■ REQUEST
Go through the records underneath and write each one out again exactly.

■ INPUT DATA
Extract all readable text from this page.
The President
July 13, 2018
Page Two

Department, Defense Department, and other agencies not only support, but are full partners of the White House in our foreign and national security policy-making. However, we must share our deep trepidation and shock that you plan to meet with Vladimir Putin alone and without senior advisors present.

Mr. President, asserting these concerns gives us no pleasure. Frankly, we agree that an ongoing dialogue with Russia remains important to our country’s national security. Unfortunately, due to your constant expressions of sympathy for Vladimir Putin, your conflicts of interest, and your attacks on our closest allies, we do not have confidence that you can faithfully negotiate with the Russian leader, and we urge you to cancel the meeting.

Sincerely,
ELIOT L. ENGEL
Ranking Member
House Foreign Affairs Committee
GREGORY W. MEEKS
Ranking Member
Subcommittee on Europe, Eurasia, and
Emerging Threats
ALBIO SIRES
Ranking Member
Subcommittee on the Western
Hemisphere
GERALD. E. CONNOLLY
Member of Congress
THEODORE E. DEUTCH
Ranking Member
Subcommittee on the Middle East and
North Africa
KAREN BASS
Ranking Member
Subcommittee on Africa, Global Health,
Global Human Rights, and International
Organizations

■ WRITTEN RESPONSE
Extract all readable text from this page.
The President
July 13, 2018
Page Two

Department, Defense Department, and other agencies not only support, but are full partners of the White House in our foreign and national security policy-making. However, we must share our deep trepidation and shock that you plan to meet with Vladimir Putin alone and without senior advisors present.

Mr. President, asserting these concerns gives us no pleasure. Frankly, we agree that an ongoing dialogue with Russia remains important to our country’s national security. Unfortunately, due to your constant expressions of sympathy for Vladimir Putin, your conflicts of interest, and your attacks on our closest allies, we do not have confidence that you can faithfully negotiate with the Russian leader, and we urge you to cancel the meeting.

Sincerely,
ELIOT L. ENGEL
Ranking Member
House Foreign Affairs Committee
GREGORY W. MEEKS
Ranking Member
Subcommittee on Europe, Eurasia, and
Emerging Threats
ALBIO SIRES
Ranking Member
Subcommittee on the Western
Hemisphere
GERALD. E. CONNOLLY
Member of Congress
THEODORE E. DEUTCH
Ranking Member
Subcommittee on the Middle East and
North Africa
KAREN BASS
Ranking Member
Subcommittee on Africa, Global Health,
Global Human Rights, and International
Organizations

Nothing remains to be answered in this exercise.